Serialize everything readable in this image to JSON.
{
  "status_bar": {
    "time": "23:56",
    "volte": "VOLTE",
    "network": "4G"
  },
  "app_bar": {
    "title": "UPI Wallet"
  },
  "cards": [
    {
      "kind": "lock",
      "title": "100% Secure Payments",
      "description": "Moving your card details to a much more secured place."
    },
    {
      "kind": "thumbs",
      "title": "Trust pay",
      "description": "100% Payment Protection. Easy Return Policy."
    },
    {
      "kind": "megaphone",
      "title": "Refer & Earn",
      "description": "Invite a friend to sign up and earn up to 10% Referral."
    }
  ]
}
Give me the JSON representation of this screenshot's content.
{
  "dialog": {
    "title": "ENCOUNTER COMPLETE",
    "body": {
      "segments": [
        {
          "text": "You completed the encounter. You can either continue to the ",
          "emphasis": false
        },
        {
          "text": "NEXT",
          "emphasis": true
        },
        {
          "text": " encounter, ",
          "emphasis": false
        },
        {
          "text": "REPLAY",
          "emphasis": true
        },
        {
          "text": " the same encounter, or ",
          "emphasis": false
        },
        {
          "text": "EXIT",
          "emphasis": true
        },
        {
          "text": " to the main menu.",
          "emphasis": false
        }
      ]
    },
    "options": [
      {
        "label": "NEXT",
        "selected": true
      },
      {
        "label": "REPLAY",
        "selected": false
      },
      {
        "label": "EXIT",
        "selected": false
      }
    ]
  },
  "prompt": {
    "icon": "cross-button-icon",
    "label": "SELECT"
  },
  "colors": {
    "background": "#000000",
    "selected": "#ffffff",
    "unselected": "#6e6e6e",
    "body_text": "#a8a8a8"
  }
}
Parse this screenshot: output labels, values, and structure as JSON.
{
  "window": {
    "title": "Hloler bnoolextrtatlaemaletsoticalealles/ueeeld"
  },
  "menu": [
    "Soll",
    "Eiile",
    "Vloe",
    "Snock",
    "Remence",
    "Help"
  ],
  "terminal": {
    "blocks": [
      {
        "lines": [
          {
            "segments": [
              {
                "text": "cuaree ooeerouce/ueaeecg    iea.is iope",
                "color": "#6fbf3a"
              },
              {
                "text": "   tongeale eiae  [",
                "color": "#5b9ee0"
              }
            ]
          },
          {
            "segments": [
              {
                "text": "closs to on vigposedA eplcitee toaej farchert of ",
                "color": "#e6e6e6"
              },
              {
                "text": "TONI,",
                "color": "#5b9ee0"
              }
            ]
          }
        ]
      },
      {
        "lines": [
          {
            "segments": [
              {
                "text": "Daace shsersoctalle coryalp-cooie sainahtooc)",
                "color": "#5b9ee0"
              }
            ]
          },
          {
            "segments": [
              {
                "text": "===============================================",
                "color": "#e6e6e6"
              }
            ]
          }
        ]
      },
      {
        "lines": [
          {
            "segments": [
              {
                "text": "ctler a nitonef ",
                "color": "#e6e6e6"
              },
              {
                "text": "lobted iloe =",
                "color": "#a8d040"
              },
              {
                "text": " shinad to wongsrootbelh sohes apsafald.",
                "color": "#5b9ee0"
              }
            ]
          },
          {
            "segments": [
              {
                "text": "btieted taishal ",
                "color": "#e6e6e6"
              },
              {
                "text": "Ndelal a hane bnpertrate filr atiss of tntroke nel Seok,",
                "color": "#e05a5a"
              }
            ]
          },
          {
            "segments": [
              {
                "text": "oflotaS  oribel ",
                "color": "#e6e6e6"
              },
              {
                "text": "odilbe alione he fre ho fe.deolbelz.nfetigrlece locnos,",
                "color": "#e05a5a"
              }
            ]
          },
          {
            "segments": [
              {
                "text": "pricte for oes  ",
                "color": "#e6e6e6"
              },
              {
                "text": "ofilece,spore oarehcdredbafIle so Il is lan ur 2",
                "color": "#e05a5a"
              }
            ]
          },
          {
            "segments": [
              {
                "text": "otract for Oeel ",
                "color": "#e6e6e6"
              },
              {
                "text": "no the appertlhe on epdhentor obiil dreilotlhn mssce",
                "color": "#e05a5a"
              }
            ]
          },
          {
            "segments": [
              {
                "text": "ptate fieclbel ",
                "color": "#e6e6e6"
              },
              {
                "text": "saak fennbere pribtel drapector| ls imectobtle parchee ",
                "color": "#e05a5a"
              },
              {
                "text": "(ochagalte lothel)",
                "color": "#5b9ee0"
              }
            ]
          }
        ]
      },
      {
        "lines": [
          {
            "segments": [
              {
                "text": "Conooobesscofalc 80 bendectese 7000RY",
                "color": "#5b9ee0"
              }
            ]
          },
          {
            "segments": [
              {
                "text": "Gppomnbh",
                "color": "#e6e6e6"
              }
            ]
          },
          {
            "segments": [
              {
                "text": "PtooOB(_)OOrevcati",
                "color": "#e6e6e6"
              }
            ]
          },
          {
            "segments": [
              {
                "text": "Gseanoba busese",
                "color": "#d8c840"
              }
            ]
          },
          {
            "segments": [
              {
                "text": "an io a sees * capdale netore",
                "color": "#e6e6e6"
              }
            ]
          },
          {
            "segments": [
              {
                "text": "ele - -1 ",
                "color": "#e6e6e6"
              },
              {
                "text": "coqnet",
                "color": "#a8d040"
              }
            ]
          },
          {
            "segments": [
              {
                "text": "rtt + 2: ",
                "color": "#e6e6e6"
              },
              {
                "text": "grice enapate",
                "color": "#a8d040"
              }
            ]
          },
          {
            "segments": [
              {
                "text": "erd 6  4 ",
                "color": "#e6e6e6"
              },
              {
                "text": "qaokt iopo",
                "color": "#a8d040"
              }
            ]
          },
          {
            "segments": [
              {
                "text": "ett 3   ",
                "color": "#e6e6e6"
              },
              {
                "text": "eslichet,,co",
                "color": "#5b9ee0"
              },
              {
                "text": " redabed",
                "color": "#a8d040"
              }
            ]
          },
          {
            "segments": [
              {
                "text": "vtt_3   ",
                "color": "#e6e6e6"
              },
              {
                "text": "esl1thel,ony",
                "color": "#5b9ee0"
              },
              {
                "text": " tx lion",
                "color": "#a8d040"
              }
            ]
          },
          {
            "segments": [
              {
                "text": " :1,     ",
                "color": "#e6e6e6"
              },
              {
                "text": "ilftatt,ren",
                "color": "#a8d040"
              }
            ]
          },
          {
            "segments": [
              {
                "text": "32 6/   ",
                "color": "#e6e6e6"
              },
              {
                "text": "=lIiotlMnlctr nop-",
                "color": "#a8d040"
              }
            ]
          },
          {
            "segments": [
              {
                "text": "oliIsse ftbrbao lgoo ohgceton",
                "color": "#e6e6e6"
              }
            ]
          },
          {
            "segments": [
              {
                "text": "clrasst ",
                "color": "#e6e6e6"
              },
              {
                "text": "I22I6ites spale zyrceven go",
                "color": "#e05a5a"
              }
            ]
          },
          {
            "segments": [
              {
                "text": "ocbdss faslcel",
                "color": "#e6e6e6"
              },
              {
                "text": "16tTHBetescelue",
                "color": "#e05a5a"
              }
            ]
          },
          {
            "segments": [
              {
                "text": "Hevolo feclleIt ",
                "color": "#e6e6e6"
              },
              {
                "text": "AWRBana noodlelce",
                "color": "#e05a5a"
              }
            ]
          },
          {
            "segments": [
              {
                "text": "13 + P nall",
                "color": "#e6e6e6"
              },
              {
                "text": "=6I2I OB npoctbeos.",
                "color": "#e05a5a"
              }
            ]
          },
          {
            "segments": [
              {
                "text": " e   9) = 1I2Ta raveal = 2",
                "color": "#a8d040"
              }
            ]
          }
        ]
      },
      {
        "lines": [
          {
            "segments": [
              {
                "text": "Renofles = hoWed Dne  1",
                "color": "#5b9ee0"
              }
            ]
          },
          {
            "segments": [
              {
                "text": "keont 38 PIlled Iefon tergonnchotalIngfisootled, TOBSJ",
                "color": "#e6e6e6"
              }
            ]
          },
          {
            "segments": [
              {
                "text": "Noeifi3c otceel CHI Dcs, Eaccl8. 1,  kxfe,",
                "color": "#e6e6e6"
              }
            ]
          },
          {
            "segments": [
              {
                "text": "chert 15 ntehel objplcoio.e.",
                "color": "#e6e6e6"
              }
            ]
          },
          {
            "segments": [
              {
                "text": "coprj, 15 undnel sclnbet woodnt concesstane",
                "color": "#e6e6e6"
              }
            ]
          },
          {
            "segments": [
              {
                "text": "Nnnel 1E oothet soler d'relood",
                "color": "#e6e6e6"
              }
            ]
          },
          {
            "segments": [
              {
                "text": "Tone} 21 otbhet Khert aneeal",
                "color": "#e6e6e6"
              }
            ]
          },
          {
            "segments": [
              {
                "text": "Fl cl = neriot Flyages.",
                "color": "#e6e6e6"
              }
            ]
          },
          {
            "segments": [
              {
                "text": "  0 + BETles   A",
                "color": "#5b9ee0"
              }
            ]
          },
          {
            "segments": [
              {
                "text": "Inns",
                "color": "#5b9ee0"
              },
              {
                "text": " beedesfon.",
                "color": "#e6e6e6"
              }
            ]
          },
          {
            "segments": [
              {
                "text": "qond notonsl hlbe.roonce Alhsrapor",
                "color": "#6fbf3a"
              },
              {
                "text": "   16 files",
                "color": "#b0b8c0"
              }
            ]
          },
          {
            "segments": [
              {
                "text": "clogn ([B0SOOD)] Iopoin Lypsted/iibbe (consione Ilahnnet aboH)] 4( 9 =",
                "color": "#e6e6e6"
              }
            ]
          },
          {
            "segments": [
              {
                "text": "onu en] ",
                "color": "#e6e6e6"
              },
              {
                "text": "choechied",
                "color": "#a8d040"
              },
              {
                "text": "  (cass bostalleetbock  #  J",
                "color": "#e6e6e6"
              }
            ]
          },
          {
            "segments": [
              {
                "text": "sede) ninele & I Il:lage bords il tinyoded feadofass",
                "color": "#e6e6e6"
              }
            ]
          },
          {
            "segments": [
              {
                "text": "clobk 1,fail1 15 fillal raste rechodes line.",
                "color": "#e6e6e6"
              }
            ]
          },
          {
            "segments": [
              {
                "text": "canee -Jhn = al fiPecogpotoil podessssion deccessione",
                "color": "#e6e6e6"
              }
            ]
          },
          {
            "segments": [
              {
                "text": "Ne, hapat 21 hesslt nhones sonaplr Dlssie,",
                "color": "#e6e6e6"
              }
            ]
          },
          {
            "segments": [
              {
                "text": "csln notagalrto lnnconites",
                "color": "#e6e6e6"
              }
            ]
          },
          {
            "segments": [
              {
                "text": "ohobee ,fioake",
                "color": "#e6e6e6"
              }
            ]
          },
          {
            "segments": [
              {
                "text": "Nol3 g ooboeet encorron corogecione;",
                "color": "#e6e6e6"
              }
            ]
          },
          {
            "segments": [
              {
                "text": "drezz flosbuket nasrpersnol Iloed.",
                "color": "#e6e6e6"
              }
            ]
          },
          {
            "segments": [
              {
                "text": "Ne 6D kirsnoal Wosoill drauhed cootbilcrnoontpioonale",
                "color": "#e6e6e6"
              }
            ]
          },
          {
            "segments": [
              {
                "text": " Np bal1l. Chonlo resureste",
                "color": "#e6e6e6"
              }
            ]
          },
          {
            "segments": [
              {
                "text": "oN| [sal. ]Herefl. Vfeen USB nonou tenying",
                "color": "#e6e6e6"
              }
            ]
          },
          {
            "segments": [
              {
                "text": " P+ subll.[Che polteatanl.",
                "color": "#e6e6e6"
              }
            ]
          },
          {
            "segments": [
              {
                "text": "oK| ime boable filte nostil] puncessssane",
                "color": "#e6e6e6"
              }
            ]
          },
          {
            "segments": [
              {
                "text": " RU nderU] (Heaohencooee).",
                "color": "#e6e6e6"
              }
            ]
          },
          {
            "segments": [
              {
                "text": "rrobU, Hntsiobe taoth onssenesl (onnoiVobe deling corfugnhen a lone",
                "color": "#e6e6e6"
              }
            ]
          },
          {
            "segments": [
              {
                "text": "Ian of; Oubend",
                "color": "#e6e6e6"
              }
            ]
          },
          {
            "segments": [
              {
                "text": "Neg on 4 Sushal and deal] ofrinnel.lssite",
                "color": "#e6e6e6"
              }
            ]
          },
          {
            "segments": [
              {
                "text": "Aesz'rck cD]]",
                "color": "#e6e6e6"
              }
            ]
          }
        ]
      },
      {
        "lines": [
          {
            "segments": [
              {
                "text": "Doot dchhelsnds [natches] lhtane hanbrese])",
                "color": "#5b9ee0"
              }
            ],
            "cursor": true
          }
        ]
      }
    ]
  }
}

GIVEN EXERCISE:
Pick out the lines containing the string "this".

TASK RESULT:
Serialize everything readable in this image to JSON.
Give me the JSON representation of this screenshot's content.
Parse this screenshot: output labels, values, and structure as JSON.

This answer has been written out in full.